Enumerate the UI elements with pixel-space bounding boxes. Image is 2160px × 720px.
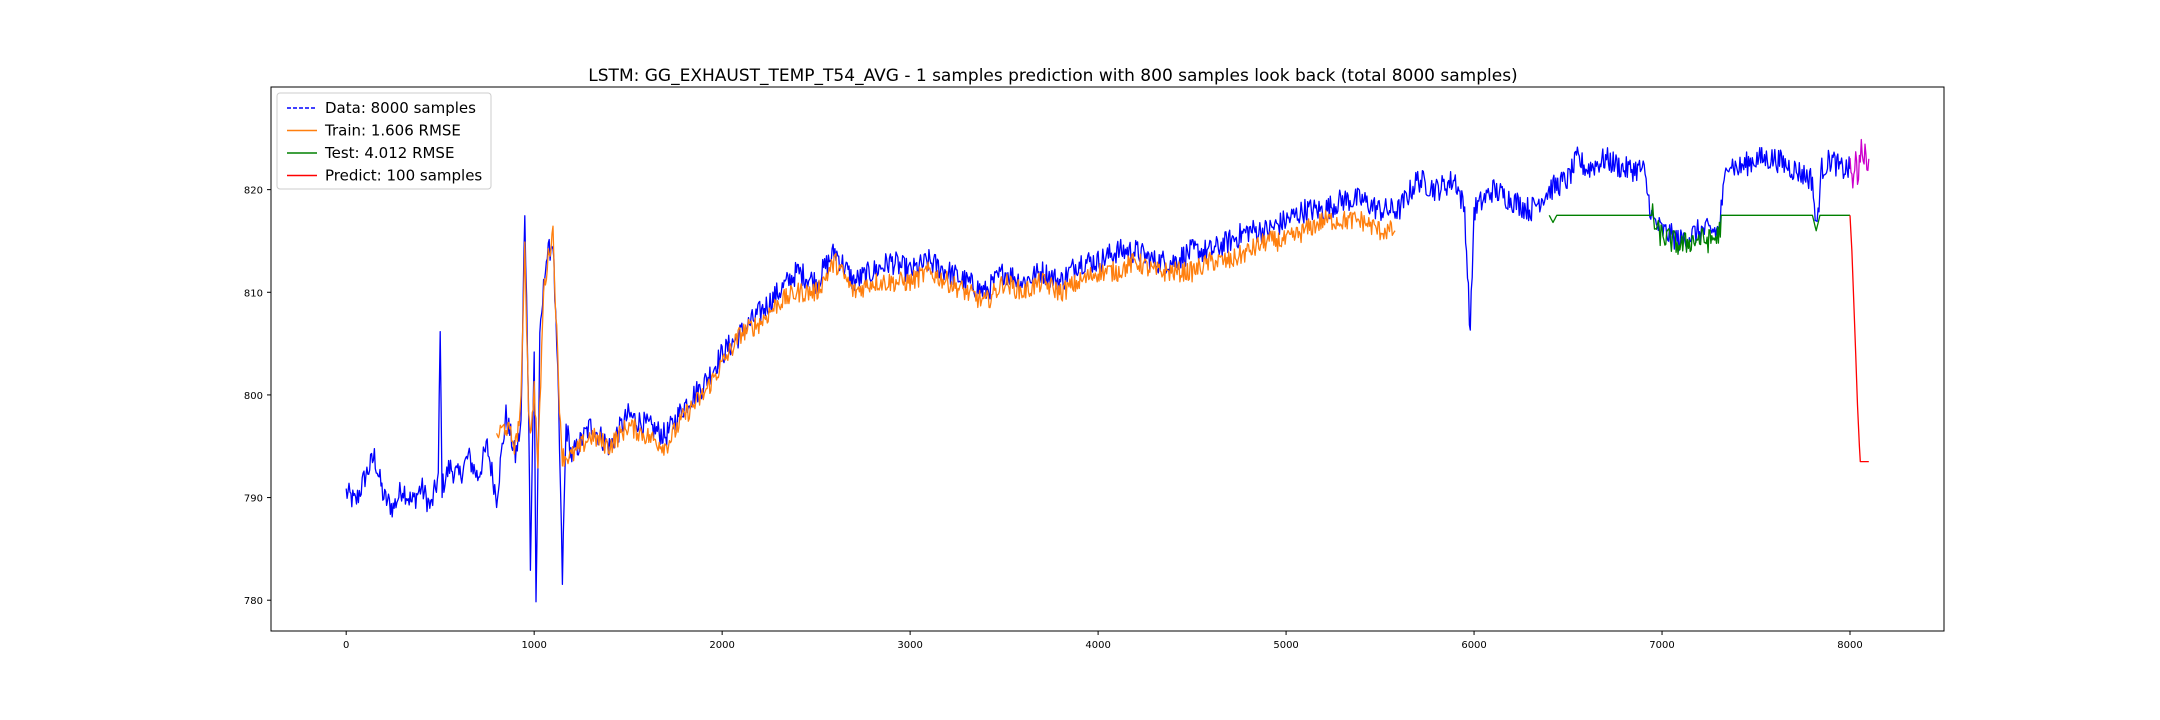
series-line-3	[1548, 203, 1850, 255]
x-tick-label-3: 3000	[897, 640, 922, 651]
series-layer	[345, 138, 1870, 603]
legend-label-2: Train: 1.606 RMSE	[324, 122, 461, 140]
x-tick-label-5: 5000	[1273, 640, 1298, 651]
x-tick-label-1: 1000	[521, 640, 546, 651]
chart-title: LSTM: GG_EXHAUST_TEMP_T54_AVG - 1 sample…	[588, 66, 1517, 86]
legend-label-3: Test: 4.012 RMSE	[324, 144, 454, 162]
plot-frame	[270, 86, 1945, 632]
legend-label-1: Data: 8000 samples	[325, 99, 476, 117]
x-tick-label-4: 4000	[1085, 640, 1110, 651]
legend-label-4: Predict: 100 samples	[325, 167, 482, 185]
y-tick-label-3: 810	[244, 288, 263, 299]
y-tick-label-1: 790	[244, 494, 263, 505]
x-tick-label-2: 2000	[709, 640, 734, 651]
x-tick-label-6: 6000	[1461, 640, 1486, 651]
series-line-5	[1849, 138, 1870, 189]
y-tick-label-0: 780	[244, 596, 263, 607]
series-line-1	[345, 146, 1851, 603]
y-tick-label-4: 820	[244, 186, 263, 197]
series-line-4	[1849, 215, 1869, 463]
legend: Data: 8000 samples Train: 1.606 RMSE Test:…	[276, 92, 492, 190]
y-tick-label-2: 800	[244, 391, 263, 402]
x-tick-label-8: 8000	[1837, 640, 1862, 651]
ticks-layer: 0 1000 2000 3000 4000 5000 6000 7000 8000 780 790 8…	[244, 186, 1863, 651]
x-tick-label-0: 0	[343, 640, 349, 651]
legend-box	[276, 92, 492, 190]
series-line-2	[495, 210, 1396, 469]
x-tick-label-7: 7000	[1649, 640, 1674, 651]
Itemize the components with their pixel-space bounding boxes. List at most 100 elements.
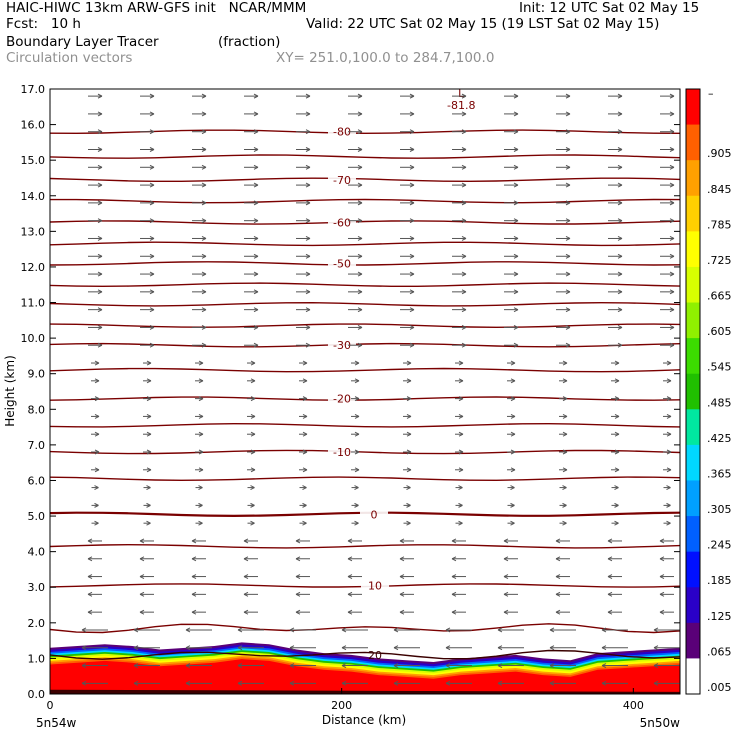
vector-arrow <box>559 485 567 491</box>
vector-arrow <box>556 324 571 330</box>
vector-arrow <box>452 342 467 348</box>
vector-arrow <box>341 627 368 633</box>
colorbar-frame <box>685 88 701 695</box>
vector-arrow <box>504 253 519 259</box>
vector-arrow <box>400 253 415 259</box>
vector-arrow <box>451 556 466 562</box>
vector-arrow <box>88 147 103 152</box>
colorbar-swatch <box>686 409 700 446</box>
vector-arrow <box>611 378 620 384</box>
vector-arrow <box>607 556 622 562</box>
vector-arrow <box>556 147 571 152</box>
vector-arrow <box>351 396 360 402</box>
vector-arrow <box>140 147 155 152</box>
vector-arrow <box>299 396 308 402</box>
vector-arrow <box>549 627 576 633</box>
colorbar-swatch <box>686 444 700 481</box>
vector-arrow <box>237 627 264 633</box>
vector-arrow <box>351 520 359 526</box>
vector-arrow <box>400 200 415 206</box>
vector-arrow <box>608 289 623 295</box>
vector-arrow <box>244 218 259 224</box>
vector-arrow <box>452 93 467 99</box>
isotherm <box>50 342 680 348</box>
vector-arrow <box>295 556 310 562</box>
vector-arrow <box>400 129 415 135</box>
y-tick-label: 9.0 <box>28 368 46 381</box>
vector-arrow <box>608 271 623 277</box>
vector-arrow <box>660 271 675 277</box>
vector-arrow <box>660 200 675 206</box>
vector-arrow <box>400 182 415 188</box>
vector-arrow <box>608 111 623 117</box>
vector-arrow <box>504 200 519 206</box>
vector-arrow <box>559 520 567 526</box>
vector-arrow <box>296 147 311 152</box>
vector-arrow <box>556 182 571 188</box>
vector-arrow <box>299 378 308 384</box>
vector-arrow <box>296 324 311 330</box>
field-units: (fraction) <box>218 34 281 50</box>
x-end-label-right: 5n50w <box>640 716 681 730</box>
vector-arrow <box>192 324 207 330</box>
vector-arrow <box>191 574 206 580</box>
vector-arrow <box>140 289 155 295</box>
contour-label-bg <box>360 508 388 521</box>
vector-arrow <box>611 360 620 366</box>
vector-arrow <box>659 574 674 580</box>
vector-arrow <box>497 645 524 651</box>
isotherm <box>50 282 680 288</box>
vector-arrow <box>296 93 311 99</box>
vector-arrow <box>399 609 414 615</box>
vector-arrow <box>559 431 568 437</box>
y-tick-label: 7.0 <box>28 439 46 452</box>
y-tick-label: 5.0 <box>28 510 46 523</box>
vector-arrow <box>348 200 363 206</box>
vector-arrow <box>549 663 576 668</box>
vector-arrow <box>195 449 204 455</box>
vector-arrow <box>299 467 308 473</box>
vector-arrow <box>341 663 368 668</box>
vector-arrow <box>351 485 359 491</box>
vector-arrow <box>507 449 516 455</box>
vector-arrow <box>452 111 467 117</box>
vector-arrow <box>195 485 203 491</box>
vector-arrow <box>88 307 103 313</box>
y-tick-label: 8.0 <box>28 403 46 416</box>
vector-arrow <box>295 609 310 615</box>
vector-arrow <box>192 200 207 206</box>
isotherm <box>50 449 680 455</box>
vector-arrow <box>452 200 467 206</box>
vector-arrow <box>140 307 155 313</box>
vector-arrow <box>452 147 467 152</box>
vector-arrow <box>244 200 259 206</box>
vector-arrow <box>192 129 207 135</box>
colorbar-swatch <box>686 124 700 161</box>
vector-arrow <box>243 538 258 544</box>
vector-arrow <box>351 449 360 455</box>
vector-arrow <box>140 200 155 206</box>
vector-arrow <box>299 520 307 526</box>
minimum-marker: L <box>458 87 465 100</box>
colorbar-swatch <box>686 658 700 695</box>
vector-arrow <box>455 413 464 419</box>
colorbar-label: .785 <box>707 218 732 231</box>
vector-arrow <box>556 200 571 206</box>
vector-arrow <box>140 129 155 135</box>
vector-arrow <box>403 520 411 526</box>
vector-arrow <box>455 431 464 437</box>
colorbar-label: .305 <box>707 503 732 516</box>
vector-arrow <box>559 360 568 366</box>
vector-arrow <box>607 591 622 597</box>
vector-arrow <box>393 645 420 651</box>
vector-arrow <box>451 591 466 597</box>
vector-arrow <box>399 574 414 580</box>
vector-arrow <box>296 111 311 117</box>
vector-arrow <box>403 467 412 473</box>
vector-arrow <box>347 591 362 597</box>
colorbar-label: .425 <box>707 432 732 445</box>
vector-arrow <box>399 591 414 597</box>
vector-arrow <box>91 502 99 508</box>
vector-arrow <box>556 218 571 224</box>
vector-arrow <box>244 147 259 152</box>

__What is expected__
Rewrite the lines above as a Markdown table with the columns Row and Line, starting from the very first line and going on through the line containing "Itemize the components", with each row numbered and blank lines left out. Leave the pictures out of the table.

__Finished exercise__
| Row | Line |
|---|---|
| 1 | Enumerate the UI elements with pixel-space bounding boxes. Image is 2160px × 720px. |
| 2 | series-line-3	[1548, 203, 1850, 255] |
| 3 | x-tick-label-3: 3000	[897, 640, 922, 651] |
| 4 | series-layer	[345, 138, 1870, 603] |
| 5 | legend-label-2: Train: 1.606 RMSE	[324, 122, 461, 140] |
| 6 | x-tick-label-5: 5000	[1273, 640, 1298, 651] |
| 7 | x-tick-label-1: 1000	[521, 640, 546, 651] |
| 8 | chart-title: LSTM: GG_EXHAUST_TEMP_T54_AVG - 1 sample…	[588, 66, 1517, 86] |
| 9 | legend-label-3: Test: 4.012 RMSE	[324, 144, 454, 162] |
| 10 | plot-frame	[270, 86, 1945, 632] |
| 11 | legend-label-1: Data: 8000 samples	[325, 99, 476, 117] |
| 12 | x-tick-label-4: 4000	[1085, 640, 1110, 651] |
| 13 | legend-label-4: Predict: 100 samples	[325, 167, 482, 185] |
| 14 | y-tick-label-3: 810	[244, 288, 263, 299] |
| 15 | y-tick-label-1: 790	[244, 494, 263, 505] |
| 16 | x-tick-label-2: 2000	[709, 640, 734, 651] |
| 17 | x-tick-label-6: 6000	[1461, 640, 1486, 651] |
| 18 | series-line-5	[1849, 138, 1870, 189] |
| 19 | y-tick-label-0: 780	[244, 596, 263, 607] |
| 20 | series-line-1	[345, 146, 1851, 603] |
| 21 | y-tick-label-4: 820	[244, 186, 263, 197] |
| 22 | series-line-4	[1849, 215, 1869, 463] |
| 23 | legend: Data: 8000 samples Train: 1.606 RMSE Test:…	[276, 92, 492, 190] |
| 24 | y-tick-label-2: 800	[244, 391, 263, 402] |
| 25 | x-tick-label-8: 8000	[1837, 640, 1862, 651] |
| 26 | ticks-layer: 0 1000 2000 3000 4000 5000 6000 7000 8000 780 790 8…	[244, 186, 1863, 651] |
| 27 | x-tick-label-0: 0	[343, 640, 349, 651] |
| 28 | legend-box	[276, 92, 492, 190] |
| 29 | series-line-2	[495, 210, 1396, 469] |
| 30 | x-tick-label-7: 7000	[1649, 640, 1674, 651] |
| 31 | Itemize the components with their pixel-space bounding boxes. List at most 100 elements. |